[What is required]: Put every line of the records below into a numbered list, leaving out any blank lines.

Bounding box entries:
┏━━

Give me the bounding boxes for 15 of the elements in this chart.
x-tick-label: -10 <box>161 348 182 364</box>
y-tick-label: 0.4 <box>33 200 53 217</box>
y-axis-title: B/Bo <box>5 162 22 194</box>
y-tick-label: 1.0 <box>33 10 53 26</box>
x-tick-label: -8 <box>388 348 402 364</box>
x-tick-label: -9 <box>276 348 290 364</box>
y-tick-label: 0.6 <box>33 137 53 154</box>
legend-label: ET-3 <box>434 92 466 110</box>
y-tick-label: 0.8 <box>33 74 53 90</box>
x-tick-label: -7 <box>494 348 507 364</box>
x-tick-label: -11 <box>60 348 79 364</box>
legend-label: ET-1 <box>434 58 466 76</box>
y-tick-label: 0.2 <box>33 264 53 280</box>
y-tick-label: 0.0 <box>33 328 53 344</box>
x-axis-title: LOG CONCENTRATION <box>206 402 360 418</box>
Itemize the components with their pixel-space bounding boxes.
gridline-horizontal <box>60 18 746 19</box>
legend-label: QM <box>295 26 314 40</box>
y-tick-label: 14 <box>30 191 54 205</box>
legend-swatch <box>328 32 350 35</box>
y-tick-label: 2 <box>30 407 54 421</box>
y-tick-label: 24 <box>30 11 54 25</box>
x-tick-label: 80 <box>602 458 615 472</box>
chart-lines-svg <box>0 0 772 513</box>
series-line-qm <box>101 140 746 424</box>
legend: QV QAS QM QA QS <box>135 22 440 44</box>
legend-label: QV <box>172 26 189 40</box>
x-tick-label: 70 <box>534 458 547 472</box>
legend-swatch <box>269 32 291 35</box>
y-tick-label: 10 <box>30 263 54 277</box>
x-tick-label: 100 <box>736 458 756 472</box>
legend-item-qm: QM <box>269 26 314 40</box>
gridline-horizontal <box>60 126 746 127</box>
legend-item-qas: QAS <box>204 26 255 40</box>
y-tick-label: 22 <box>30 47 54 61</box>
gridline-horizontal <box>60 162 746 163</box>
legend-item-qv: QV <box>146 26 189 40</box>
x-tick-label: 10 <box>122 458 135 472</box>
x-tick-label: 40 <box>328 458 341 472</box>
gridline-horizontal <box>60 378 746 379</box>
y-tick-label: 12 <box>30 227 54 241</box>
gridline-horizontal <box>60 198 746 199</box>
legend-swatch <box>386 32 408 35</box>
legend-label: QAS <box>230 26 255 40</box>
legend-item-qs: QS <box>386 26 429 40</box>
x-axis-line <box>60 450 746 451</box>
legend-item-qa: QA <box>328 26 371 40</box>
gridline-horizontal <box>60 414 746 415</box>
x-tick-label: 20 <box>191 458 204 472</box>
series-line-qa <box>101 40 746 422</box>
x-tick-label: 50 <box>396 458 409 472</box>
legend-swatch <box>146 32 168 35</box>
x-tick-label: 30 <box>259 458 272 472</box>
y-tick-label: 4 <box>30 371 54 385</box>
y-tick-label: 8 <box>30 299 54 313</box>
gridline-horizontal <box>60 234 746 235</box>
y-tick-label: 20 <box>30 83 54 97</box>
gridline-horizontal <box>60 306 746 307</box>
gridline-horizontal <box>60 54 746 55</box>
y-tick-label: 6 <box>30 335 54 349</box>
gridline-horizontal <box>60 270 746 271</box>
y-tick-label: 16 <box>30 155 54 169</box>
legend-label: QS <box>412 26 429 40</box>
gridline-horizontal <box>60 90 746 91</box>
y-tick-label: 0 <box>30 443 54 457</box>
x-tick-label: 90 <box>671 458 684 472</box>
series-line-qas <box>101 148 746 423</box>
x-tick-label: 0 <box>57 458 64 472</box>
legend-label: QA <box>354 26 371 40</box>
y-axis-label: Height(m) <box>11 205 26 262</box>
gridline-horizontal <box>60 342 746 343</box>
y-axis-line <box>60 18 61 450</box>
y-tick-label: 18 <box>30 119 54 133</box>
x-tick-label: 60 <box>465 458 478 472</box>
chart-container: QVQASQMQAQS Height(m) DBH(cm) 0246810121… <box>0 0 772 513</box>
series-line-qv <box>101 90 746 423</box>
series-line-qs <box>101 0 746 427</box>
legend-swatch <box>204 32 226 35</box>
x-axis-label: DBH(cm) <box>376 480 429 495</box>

┗━━

[The completed task]:
1. Give me the bounding boxes for 15 of the elements in this chart.
2. x-tick-label: -10 <box>161 348 182 364</box>
3. y-tick-label: 0.4 <box>33 200 53 217</box>
4. y-axis-title: B/Bo <box>5 162 22 194</box>
5. y-tick-label: 1.0 <box>33 10 53 26</box>
6. x-tick-label: -8 <box>388 348 402 364</box>
7. x-tick-label: -9 <box>276 348 290 364</box>
8. y-tick-label: 0.6 <box>33 137 53 154</box>
9. legend-label: ET-3 <box>434 92 466 110</box>
10. y-tick-label: 0.8 <box>33 74 53 90</box>
11. x-tick-label: -7 <box>494 348 507 364</box>
12. x-tick-label: -11 <box>60 348 79 364</box>
13. legend-label: ET-1 <box>434 58 466 76</box>
14. y-tick-label: 0.2 <box>33 264 53 280</box>
15. y-tick-label: 0.0 <box>33 328 53 344</box>
16. x-axis-title: LOG CONCENTRATION <box>206 402 360 418</box>
17. Itemize the components with their pixel-space bounding boxes.
18. gridline-horizontal <box>60 18 746 19</box>
19. legend-label: QM <box>295 26 314 40</box>
20. y-tick-label: 14 <box>30 191 54 205</box>
21. legend-swatch <box>328 32 350 35</box>
22. y-tick-label: 2 <box>30 407 54 421</box>
23. y-tick-label: 24 <box>30 11 54 25</box>
24. x-tick-label: 80 <box>602 458 615 472</box>
25. chart-lines-svg <box>0 0 772 513</box>
26. series-line-qm <box>101 140 746 424</box>
27. legend: QV QAS QM QA QS <box>135 22 440 44</box>
28. legend-label: QV <box>172 26 189 40</box>
29. x-tick-label: 70 <box>534 458 547 472</box>
30. legend-swatch <box>269 32 291 35</box>
31. y-tick-label: 10 <box>30 263 54 277</box>
32. x-tick-label: 100 <box>736 458 756 472</box>
33. legend-item-qm: QM <box>269 26 314 40</box>
34. gridline-horizontal <box>60 126 746 127</box>
35. legend-item-qas: QAS <box>204 26 255 40</box>
36. y-tick-label: 22 <box>30 47 54 61</box>
37. gridline-horizontal <box>60 162 746 163</box>
38. legend-item-qv: QV <box>146 26 189 40</box>
39. x-tick-label: 10 <box>122 458 135 472</box>
40. x-tick-label: 40 <box>328 458 341 472</box>
41. gridline-horizontal <box>60 378 746 379</box>
42. y-tick-label: 12 <box>30 227 54 241</box>
43. gridline-horizontal <box>60 198 746 199</box>
44. legend-swatch <box>386 32 408 35</box>
45. legend-label: QAS <box>230 26 255 40</box>
46. legend-item-qs: QS <box>386 26 429 40</box>
47. x-axis-line <box>60 450 746 451</box>
48. legend-item-qa: QA <box>328 26 371 40</box>
49. gridline-horizontal <box>60 414 746 415</box>
50. x-tick-label: 20 <box>191 458 204 472</box>
51. series-line-qa <box>101 40 746 422</box>
52. x-tick-label: 50 <box>396 458 409 472</box>
53. legend-swatch <box>146 32 168 35</box>
54. x-tick-label: 30 <box>259 458 272 472</box>
55. y-tick-label: 4 <box>30 371 54 385</box>
56. y-tick-label: 8 <box>30 299 54 313</box>
57. gridline-horizontal <box>60 234 746 235</box>
58. y-tick-label: 20 <box>30 83 54 97</box>
59. gridline-horizontal <box>60 306 746 307</box>
60. gridline-horizontal <box>60 54 746 55</box>
61. y-tick-label: 6 <box>30 335 54 349</box>
62. gridline-horizontal <box>60 270 746 271</box>
63. y-tick-label: 16 <box>30 155 54 169</box>
64. legend-label: QS <box>412 26 429 40</box>
65. gridline-horizontal <box>60 90 746 91</box>
66. y-tick-label: 0 <box>30 443 54 457</box>
67. x-tick-label: 90 <box>671 458 684 472</box>
68. series-line-qas <box>101 148 746 423</box>
69. x-tick-label: 0 <box>57 458 64 472</box>
70. legend-label: QA <box>354 26 371 40</box>
71. y-axis-label: Height(m) <box>11 205 26 262</box>
72. gridline-horizontal <box>60 342 746 343</box>
73. y-axis-line <box>60 18 61 450</box>
74. y-tick-label: 18 <box>30 119 54 133</box>
75. x-tick-label: 60 <box>465 458 478 472</box>
76. chart-container: QVQASQMQAQS Height(m) DBH(cm) 0246810121… <box>0 0 772 513</box>
77. series-line-qv <box>101 90 746 423</box>
78. series-line-qs <box>101 0 746 427</box>
79. legend-swatch <box>204 32 226 35</box>
80. x-axis-label: DBH(cm) <box>376 480 429 495</box>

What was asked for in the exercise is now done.